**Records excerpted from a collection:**
- - -

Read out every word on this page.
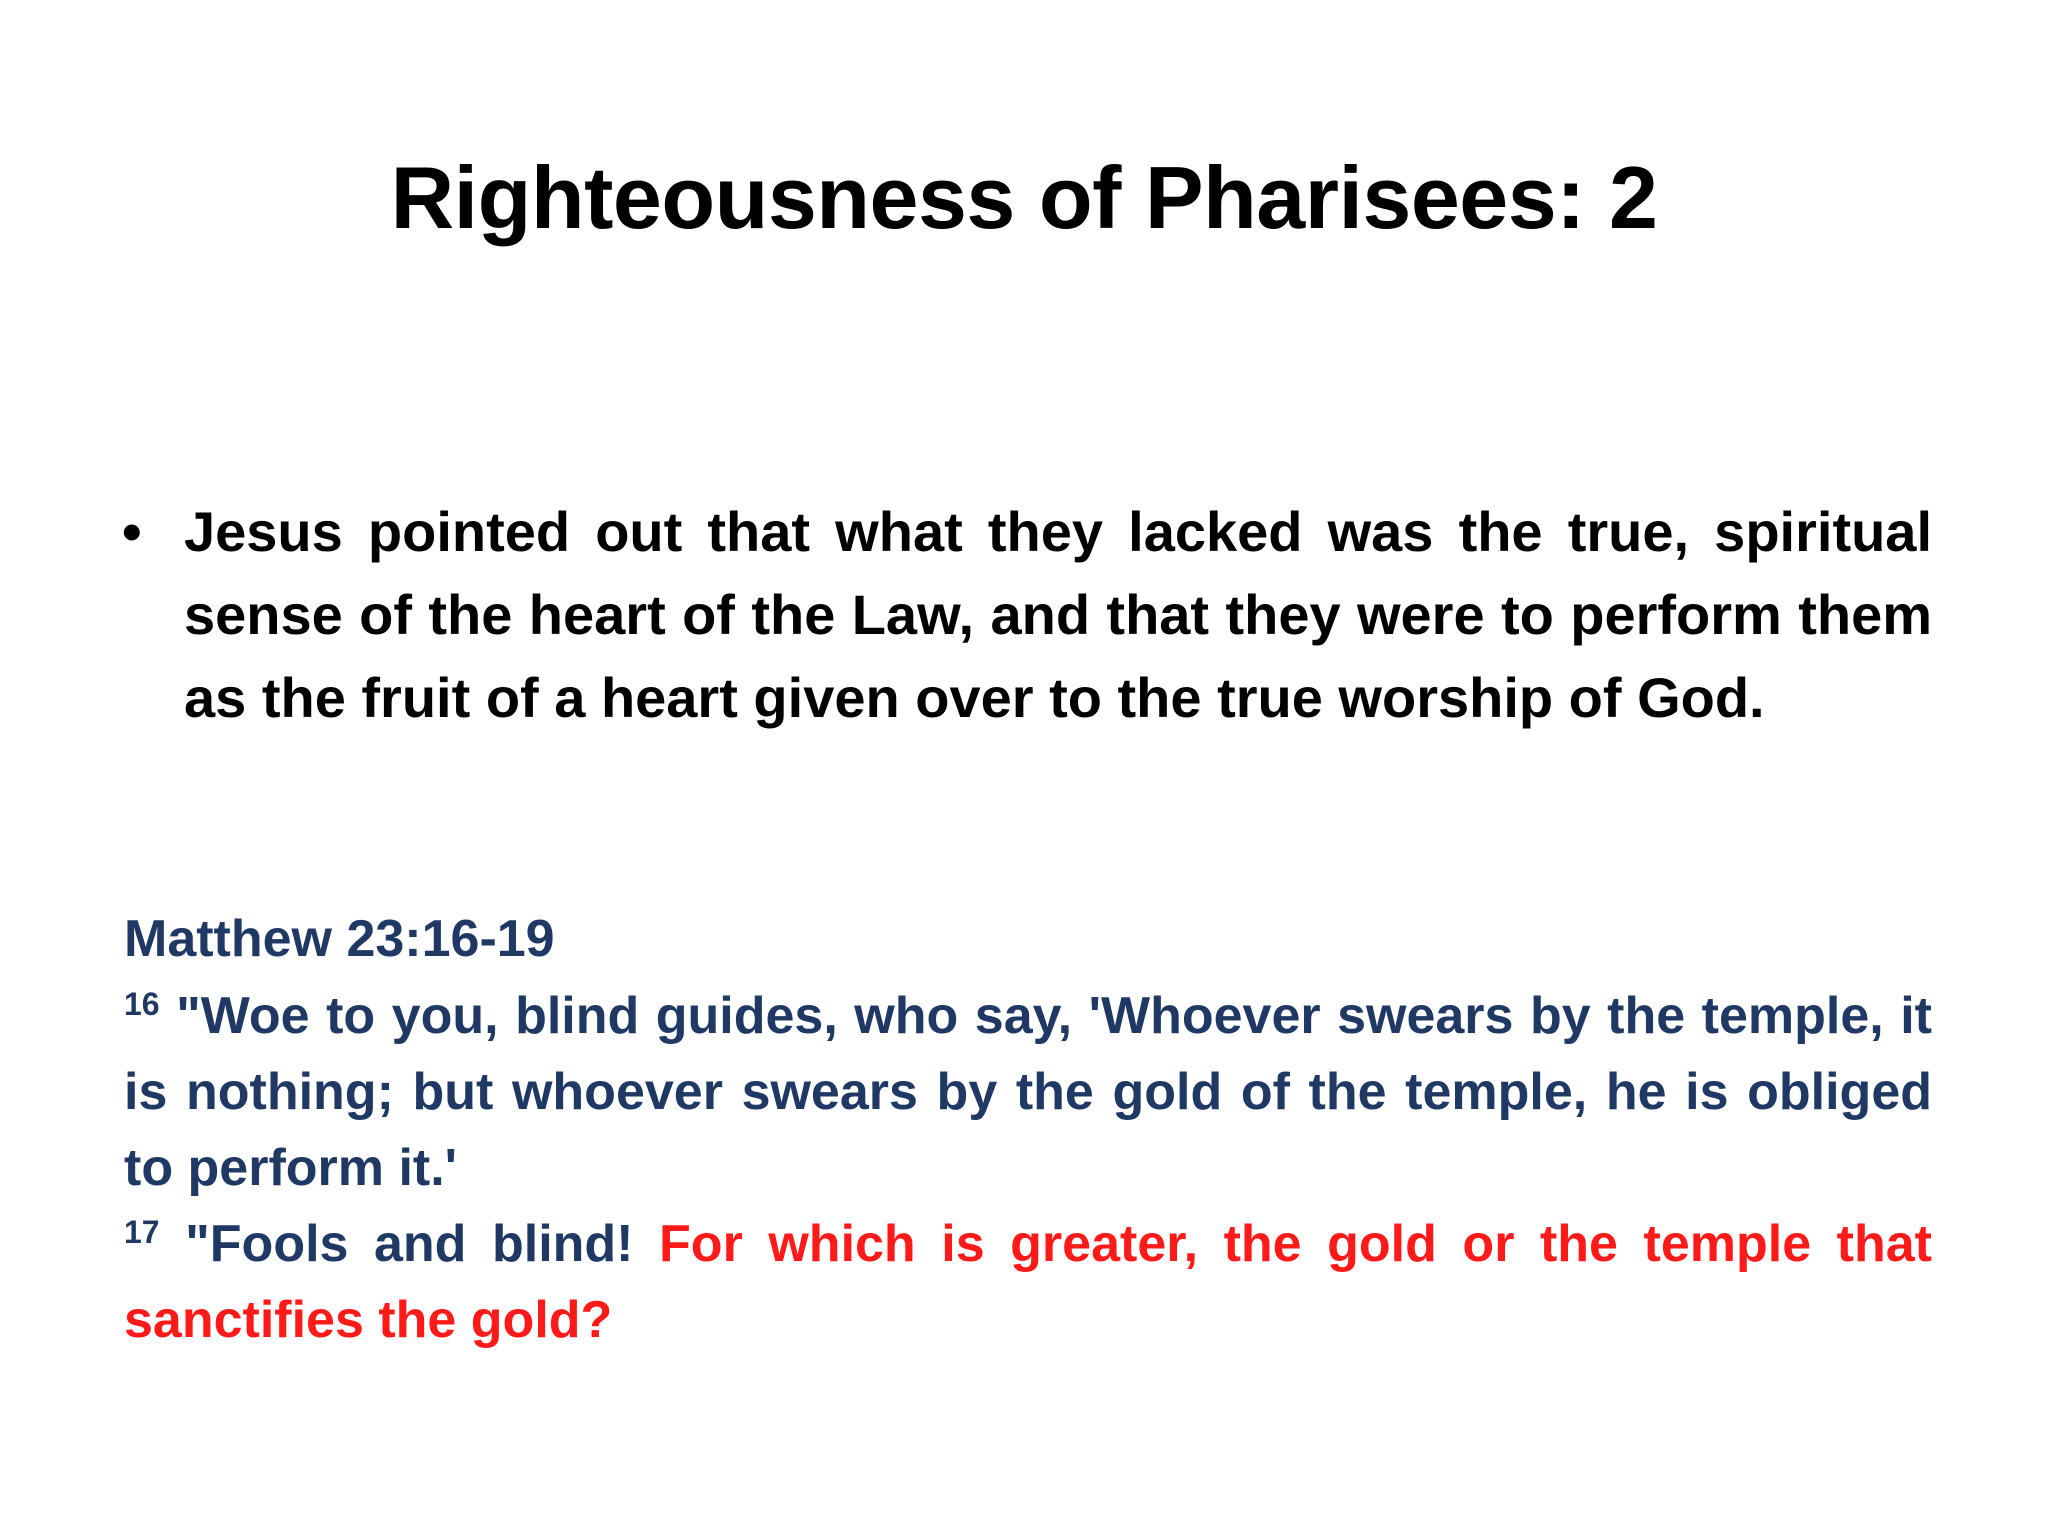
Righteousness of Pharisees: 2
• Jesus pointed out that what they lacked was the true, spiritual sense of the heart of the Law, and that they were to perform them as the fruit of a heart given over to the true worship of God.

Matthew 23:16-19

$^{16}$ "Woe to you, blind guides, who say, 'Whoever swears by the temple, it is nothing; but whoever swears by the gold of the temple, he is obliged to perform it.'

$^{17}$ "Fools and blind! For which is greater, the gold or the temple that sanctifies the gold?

- - -

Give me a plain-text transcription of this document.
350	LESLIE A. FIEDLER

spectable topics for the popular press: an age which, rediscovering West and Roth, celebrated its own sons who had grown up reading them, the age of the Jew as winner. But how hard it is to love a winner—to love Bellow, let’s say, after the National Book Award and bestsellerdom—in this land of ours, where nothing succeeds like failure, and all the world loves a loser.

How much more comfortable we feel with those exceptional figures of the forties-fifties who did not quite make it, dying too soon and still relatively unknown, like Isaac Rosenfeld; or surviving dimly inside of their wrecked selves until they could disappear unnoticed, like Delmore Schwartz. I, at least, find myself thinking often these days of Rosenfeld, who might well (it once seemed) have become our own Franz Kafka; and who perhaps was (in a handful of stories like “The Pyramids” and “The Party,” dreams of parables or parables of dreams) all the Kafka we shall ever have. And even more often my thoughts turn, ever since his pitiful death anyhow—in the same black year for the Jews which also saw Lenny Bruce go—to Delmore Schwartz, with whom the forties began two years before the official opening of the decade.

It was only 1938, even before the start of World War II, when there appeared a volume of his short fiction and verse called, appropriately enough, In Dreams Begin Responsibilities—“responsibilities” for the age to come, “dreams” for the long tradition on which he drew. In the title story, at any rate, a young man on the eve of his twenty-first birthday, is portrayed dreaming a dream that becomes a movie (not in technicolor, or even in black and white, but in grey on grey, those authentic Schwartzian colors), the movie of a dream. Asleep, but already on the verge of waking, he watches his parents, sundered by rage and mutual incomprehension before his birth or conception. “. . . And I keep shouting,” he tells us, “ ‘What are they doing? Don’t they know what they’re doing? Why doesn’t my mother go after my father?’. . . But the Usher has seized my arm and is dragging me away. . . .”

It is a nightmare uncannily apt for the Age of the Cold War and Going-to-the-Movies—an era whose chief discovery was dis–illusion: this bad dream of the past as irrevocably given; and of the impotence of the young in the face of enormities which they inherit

- - -

**Exercise:** List the lines that contain the word "perform".

**Response:**
• Jesus pointed out that what they lacked was the true, spiritual sense of the heart of the Law, and that they were to perform them as the fruit of a heart given over to the true worship of God.
$^{16}$ "Woe to you, blind guides, who say, 'Whoever swears by the temple, it is nothing; but whoever swears by the gold of the temple, he is obliged to perform it.'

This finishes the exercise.